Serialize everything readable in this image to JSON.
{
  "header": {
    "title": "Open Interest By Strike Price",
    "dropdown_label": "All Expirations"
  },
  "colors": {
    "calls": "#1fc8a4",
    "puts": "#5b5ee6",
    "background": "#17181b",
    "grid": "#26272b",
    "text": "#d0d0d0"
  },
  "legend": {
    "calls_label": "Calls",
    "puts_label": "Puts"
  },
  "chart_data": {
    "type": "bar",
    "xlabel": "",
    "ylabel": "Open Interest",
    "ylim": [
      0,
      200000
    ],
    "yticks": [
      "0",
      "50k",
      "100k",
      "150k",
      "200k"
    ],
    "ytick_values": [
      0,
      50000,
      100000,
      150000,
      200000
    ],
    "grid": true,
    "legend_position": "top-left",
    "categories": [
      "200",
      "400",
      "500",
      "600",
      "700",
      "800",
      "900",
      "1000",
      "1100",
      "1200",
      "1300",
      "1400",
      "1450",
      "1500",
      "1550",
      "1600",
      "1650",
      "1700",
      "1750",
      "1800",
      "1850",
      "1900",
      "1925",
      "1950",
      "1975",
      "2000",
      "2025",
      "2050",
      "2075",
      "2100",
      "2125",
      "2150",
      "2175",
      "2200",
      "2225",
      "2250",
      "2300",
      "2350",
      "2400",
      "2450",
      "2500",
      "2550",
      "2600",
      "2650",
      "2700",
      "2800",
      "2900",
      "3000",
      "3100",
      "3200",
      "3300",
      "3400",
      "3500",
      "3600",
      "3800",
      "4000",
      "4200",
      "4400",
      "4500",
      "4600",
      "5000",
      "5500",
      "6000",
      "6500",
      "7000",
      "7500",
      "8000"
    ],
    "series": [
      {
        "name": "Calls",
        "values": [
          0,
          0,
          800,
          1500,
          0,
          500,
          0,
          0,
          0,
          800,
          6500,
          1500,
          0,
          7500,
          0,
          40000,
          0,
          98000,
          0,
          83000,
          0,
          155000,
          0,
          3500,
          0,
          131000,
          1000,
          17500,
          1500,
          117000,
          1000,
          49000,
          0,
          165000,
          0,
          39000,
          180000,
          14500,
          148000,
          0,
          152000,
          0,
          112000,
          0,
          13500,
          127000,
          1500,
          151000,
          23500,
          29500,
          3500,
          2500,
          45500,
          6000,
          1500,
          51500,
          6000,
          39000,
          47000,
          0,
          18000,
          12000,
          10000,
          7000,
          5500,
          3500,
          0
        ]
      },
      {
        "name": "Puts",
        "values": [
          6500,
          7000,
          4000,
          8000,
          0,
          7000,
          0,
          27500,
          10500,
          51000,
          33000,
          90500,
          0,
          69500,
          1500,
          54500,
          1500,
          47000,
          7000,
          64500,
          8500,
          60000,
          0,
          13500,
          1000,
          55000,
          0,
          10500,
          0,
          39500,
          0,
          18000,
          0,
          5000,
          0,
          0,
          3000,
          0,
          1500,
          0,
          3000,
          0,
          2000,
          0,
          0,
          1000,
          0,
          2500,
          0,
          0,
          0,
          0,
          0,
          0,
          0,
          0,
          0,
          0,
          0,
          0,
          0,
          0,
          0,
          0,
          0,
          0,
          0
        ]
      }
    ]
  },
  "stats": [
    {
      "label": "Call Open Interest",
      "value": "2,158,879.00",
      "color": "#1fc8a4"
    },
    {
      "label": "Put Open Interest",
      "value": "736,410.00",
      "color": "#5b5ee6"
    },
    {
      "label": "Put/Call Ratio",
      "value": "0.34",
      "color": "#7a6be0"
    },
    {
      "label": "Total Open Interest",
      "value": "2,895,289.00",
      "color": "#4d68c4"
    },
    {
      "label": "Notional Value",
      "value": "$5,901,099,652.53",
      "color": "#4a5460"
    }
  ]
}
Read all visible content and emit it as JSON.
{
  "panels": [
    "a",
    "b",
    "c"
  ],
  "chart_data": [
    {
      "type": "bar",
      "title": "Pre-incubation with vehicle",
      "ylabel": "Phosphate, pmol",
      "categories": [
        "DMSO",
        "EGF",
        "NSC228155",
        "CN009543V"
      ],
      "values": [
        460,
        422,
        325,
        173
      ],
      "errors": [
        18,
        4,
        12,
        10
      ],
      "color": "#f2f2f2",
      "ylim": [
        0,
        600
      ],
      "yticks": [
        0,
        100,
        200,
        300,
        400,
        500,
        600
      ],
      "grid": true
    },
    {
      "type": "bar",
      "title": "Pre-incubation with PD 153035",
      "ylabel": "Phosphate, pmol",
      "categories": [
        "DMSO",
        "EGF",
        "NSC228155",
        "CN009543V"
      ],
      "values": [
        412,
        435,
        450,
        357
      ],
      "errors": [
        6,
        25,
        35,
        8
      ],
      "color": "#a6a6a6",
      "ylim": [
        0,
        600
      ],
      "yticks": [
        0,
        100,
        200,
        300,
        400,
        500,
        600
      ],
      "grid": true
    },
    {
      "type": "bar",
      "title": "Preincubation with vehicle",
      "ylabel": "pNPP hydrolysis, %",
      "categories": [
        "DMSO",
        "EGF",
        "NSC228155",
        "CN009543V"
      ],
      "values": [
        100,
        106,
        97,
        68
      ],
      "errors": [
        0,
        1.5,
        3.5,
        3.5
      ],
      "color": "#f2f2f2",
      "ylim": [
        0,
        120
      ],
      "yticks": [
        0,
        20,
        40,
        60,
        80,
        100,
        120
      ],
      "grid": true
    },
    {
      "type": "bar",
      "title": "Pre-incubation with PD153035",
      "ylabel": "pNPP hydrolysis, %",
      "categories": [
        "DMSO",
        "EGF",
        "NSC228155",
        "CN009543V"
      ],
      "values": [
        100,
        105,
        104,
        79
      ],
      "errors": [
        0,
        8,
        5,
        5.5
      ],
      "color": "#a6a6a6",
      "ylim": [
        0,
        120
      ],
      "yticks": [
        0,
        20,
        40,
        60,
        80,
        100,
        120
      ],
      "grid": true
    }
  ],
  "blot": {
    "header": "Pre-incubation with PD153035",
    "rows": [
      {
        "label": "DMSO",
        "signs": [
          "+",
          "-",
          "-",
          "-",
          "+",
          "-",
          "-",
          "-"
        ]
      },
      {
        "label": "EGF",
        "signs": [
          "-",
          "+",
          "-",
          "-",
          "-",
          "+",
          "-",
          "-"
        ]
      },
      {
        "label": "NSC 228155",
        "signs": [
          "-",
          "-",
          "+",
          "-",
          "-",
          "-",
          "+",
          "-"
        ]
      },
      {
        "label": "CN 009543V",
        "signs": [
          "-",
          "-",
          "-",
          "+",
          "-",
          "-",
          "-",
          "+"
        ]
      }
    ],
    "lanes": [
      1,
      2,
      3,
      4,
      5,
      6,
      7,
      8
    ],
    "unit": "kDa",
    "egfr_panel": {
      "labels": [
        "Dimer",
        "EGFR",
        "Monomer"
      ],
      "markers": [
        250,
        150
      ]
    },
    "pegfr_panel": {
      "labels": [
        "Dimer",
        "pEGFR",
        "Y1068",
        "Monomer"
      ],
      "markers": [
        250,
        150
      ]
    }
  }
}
──────────────────────────────
• TASK TO COMPLETE
Restate every record exactly, leaving nothing out.

• WRITTEN REPLY
Serialize everything readable in this image to JSON.
{
  "header": {
    "title": "Open Interest By Strike Price",
    "dropdown_label": "All Expirations"
  },
  "colors": {
    "calls": "#1fc8a4",
    "puts": "#5b5ee6",
    "background": "#17181b",
    "grid": "#26272b",
    "text": "#d0d0d0"
  },
  "legend": {
    "calls_label": "Calls",
    "puts_label": "Puts"
  },
  "chart_data": {
    "type": "bar",
    "xlabel": "",
    "ylabel": "Open Interest",
    "ylim": [
      0,
      200000
    ],
    "yticks": [
      "0",
      "50k",
      "100k",
      "150k",
      "200k"
    ],
    "ytick_values": [
      0,
      50000,
      100000,
      150000,
      200000
    ],
    "grid": true,
    "legend_position": "top-left",
    "categories": [
      "200",
      "400",
      "500",
      "600",
      "700",
      "800",
      "900",
      "1000",
      "1100",
      "1200",
      "1300",
      "1400",
      "1450",
      "1500",
      "1550",
      "1600",
      "1650",
      "1700",
      "1750",
      "1800",
      "1850",
      "1900",
      "1925",
      "1950",
      "1975",
      "2000",
      "2025",
      "2050",
      "2075",
      "2100",
      "2125",
      "2150",
      "2175",
      "2200",
      "2225",
      "2250",
      "2300",
      "2350",
      "2400",
      "2450",
      "2500",
      "2550",
      "2600",
      "2650",
      "2700",
      "2800",
      "2900",
      "3000",
      "3100",
      "3200",
      "3300",
      "3400",
      "3500",
      "3600",
      "3800",
      "4000",
      "4200",
      "4400",
      "4500",
      "4600",
      "5000",
      "5500",
      "6000",
      "6500",
      "7000",
      "7500",
      "8000"
    ],
    "series": [
      {
        "name": "Calls",
        "values": [
          0,
          0,
          800,
          1500,
          0,
          500,
          0,
          0,
          0,
          800,
          6500,
          1500,
          0,
          7500,
          0,
          40000,
          0,
          98000,
          0,
          83000,
          0,
          155000,
          0,
          3500,
          0,
          131000,
          1000,
          17500,
          1500,
          117000,
          1000,
          49000,
          0,
          165000,
          0,
          39000,
          180000,
          14500,
          148000,
          0,
          152000,
          0,
          112000,
          0,
          13500,
          127000,
          1500,
          151000,
          23500,
          29500,
          3500,
          2500,
          45500,
          6000,
          1500,
          51500,
          6000,
          39000,
          47000,
          0,
          18000,
          12000,
          10000,
          7000,
          5500,
          3500,
          0
        ]
      },
      {
        "name": "Puts",
        "values": [
          6500,
          7000,
          4000,
          8000,
          0,
          7000,
          0,
          27500,
          10500,
          51000,
          33000,
          90500,
          0,
          69500,
          1500,
          54500,
          1500,
          47000,
          7000,
          64500,
          8500,
          60000,
          0,
          13500,
          1000,
          55000,
          0,
          10500,
          0,
          39500,
          0,
          18000,
          0,
          5000,
          0,
          0,
          3000,
          0,
          1500,
          0,
          3000,
          0,
          2000,
          0,
          0,
          1000,
          0,
          2500,
          0,
          0,
          0,
          0,
          0,
          0,
          0,
          0,
          0,
          0,
          0,
          0,
          0,
          0,
          0,
          0,
          0,
          0,
          0
        ]
      }
    ]
  },
  "stats": [
    {
      "label": "Call Open Interest",
      "value": "2,158,879.00",
      "color": "#1fc8a4"
    },
    {
      "label": "Put Open Interest",
      "value": "736,410.00",
      "color": "#5b5ee6"
    },
    {
      "label": "Put/Call Ratio",
      "value": "0.34",
      "color": "#7a6be0"
    },
    {
      "label": "Total Open Interest",
      "value": "2,895,289.00",
      "color": "#4d68c4"
    },
    {
      "label": "Notional Value",
      "value": "$5,901,099,652.53",
      "color": "#4a5460"
    }
  ]
}
Read all visible content and emit it as JSON.
{
  "panels": [
    "a",
    "b",
    "c"
  ],
  "chart_data": [
    {
      "type": "bar",
      "title": "Pre-incubation with vehicle",
      "ylabel": "Phosphate, pmol",
      "categories": [
        "DMSO",
        "EGF",
        "NSC228155",
        "CN009543V"
      ],
      "values": [
        460,
        422,
        325,
        173
      ],
      "errors": [
        18,
        4,
        12,
        10
      ],
      "color": "#f2f2f2",
      "ylim": [
        0,
        600
      ],
      "yticks": [
        0,
        100,
        200,
        300,
        400,
        500,
        600
      ],
      "grid": true
    },
    {
      "type": "bar",
      "title": "Pre-incubation with PD 153035",
      "ylabel": "Phosphate, pmol",
      "categories": [
        "DMSO",
        "EGF",
        "NSC228155",
        "CN009543V"
      ],
      "values": [
        412,
        435,
        450,
        357
      ],
      "errors": [
        6,
        25,
        35,
        8
      ],
      "color": "#a6a6a6",
      "ylim": [
        0,
        600
      ],
      "yticks": [
        0,
        100,
        200,
        300,
        400,
        500,
        600
      ],
      "grid": true
    },
    {
      "type": "bar",
      "title": "Preincubation with vehicle",
      "ylabel": "pNPP hydrolysis, %",
      "categories": [
        "DMSO",
        "EGF",
        "NSC228155",
        "CN009543V"
      ],
      "values": [
        100,
        106,
        97,
        68
      ],
      "errors": [
        0,
        1.5,
        3.5,
        3.5
      ],
      "color": "#f2f2f2",
      "ylim": [
        0,
        120
      ],
      "yticks": [
        0,
        20,
        40,
        60,
        80,
        100,
        120
      ],
      "grid": true
    },
    {
      "type": "bar",
      "title": "Pre-incubation with PD153035",
      "ylabel": "pNPP hydrolysis, %",
      "categories": [
        "DMSO",
        "EGF",
        "NSC228155",
        "CN009543V"
      ],
      "values": [
        100,
        105,
        104,
        79
      ],
      "errors": [
        0,
        8,
        5,
        5.5
      ],
      "color": "#a6a6a6",
      "ylim": [
        0,
        120
      ],
      "yticks": [
        0,
        20,
        40,
        60,
        80,
        100,
        120
      ],
      "grid": true
    }
  ],
  "blot": {
    "header": "Pre-incubation with PD153035",
    "rows": [
      {
        "label": "DMSO",
        "signs": [
          "+",
          "-",
          "-",
          "-",
          "+",
          "-",
          "-",
          "-"
        ]
      },
      {
        "label": "EGF",
        "signs": [
          "-",
          "+",
          "-",
          "-",
          "-",
          "+",
          "-",
          "-"
        ]
      },
      {
        "label": "NSC 228155",
        "signs": [
          "-",
          "-",
          "+",
          "-",
          "-",
          "-",
          "+",
          "-"
        ]
      },
      {
        "label": "CN 009543V",
        "signs": [
          "-",
          "-",
          "-",
          "+",
          "-",
          "-",
          "-",
          "+"
        ]
      }
    ],
    "lanes": [
      1,
      2,
      3,
      4,
      5,
      6,
      7,
      8
    ],
    "unit": "kDa",
    "egfr_panel": {
      "labels": [
        "Dimer",
        "EGFR",
        "Monomer"
      ],
      "markers": [
        250,
        150
      ]
    },
    "pegfr_panel": {
      "labels": [
        "Dimer",
        "pEGFR",
        "Y1068",
        "Monomer"
      ],
      "markers": [
        250,
        150
      ]
    }
  }
}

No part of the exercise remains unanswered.